▶ [Directions]: State how many lines include "stroke", giving the number by itself.

(Extracts from a graphics dataset)

####

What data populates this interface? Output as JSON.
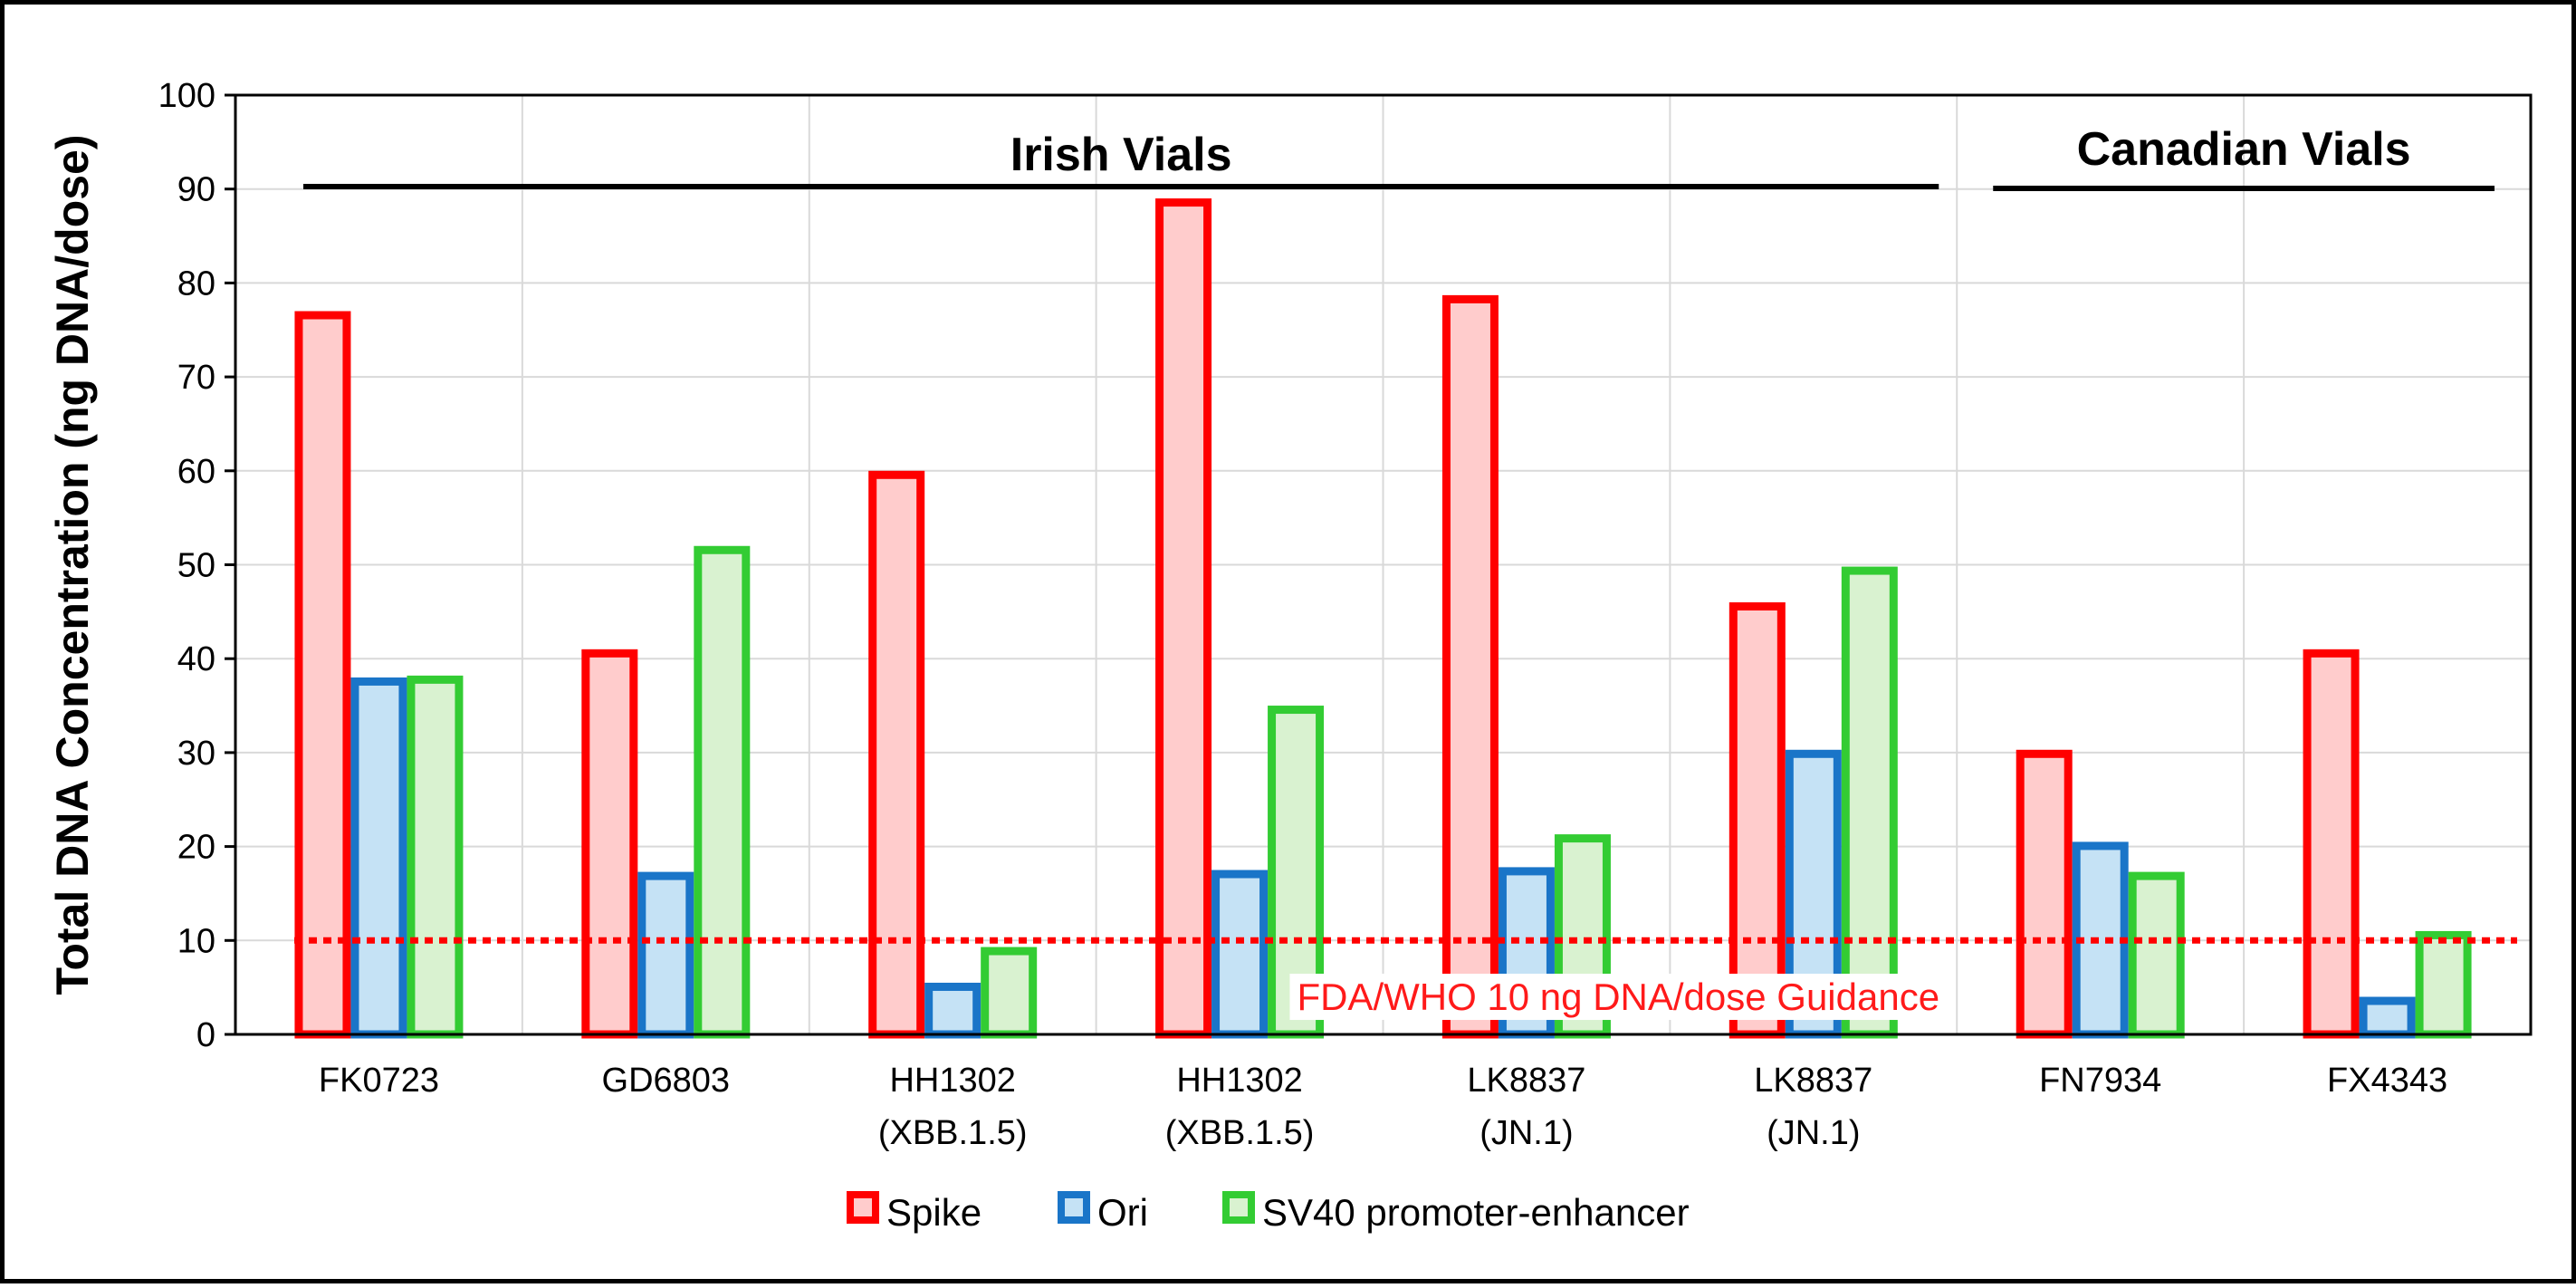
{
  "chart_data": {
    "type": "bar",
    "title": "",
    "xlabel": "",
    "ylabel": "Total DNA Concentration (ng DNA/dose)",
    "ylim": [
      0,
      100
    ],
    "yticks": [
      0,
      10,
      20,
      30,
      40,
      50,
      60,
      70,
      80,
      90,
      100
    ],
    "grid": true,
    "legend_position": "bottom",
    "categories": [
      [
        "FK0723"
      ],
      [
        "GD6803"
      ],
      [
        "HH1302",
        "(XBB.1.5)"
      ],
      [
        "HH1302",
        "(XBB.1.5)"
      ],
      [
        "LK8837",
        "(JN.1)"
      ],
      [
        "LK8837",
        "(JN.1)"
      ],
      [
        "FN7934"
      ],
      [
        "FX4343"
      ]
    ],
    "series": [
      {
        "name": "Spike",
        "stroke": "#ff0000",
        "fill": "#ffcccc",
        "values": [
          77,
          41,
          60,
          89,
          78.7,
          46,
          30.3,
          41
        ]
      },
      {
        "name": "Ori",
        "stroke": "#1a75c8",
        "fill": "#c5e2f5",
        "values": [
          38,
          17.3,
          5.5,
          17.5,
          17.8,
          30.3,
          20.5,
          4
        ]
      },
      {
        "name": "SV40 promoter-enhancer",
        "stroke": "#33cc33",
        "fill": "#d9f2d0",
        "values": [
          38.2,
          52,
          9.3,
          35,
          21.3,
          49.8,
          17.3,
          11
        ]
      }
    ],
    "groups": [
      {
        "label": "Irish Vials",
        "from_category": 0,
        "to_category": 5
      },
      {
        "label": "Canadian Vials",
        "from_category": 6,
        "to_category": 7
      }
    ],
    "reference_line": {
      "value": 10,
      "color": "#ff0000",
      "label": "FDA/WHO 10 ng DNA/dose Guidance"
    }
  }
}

####

▶ [Response below]: 3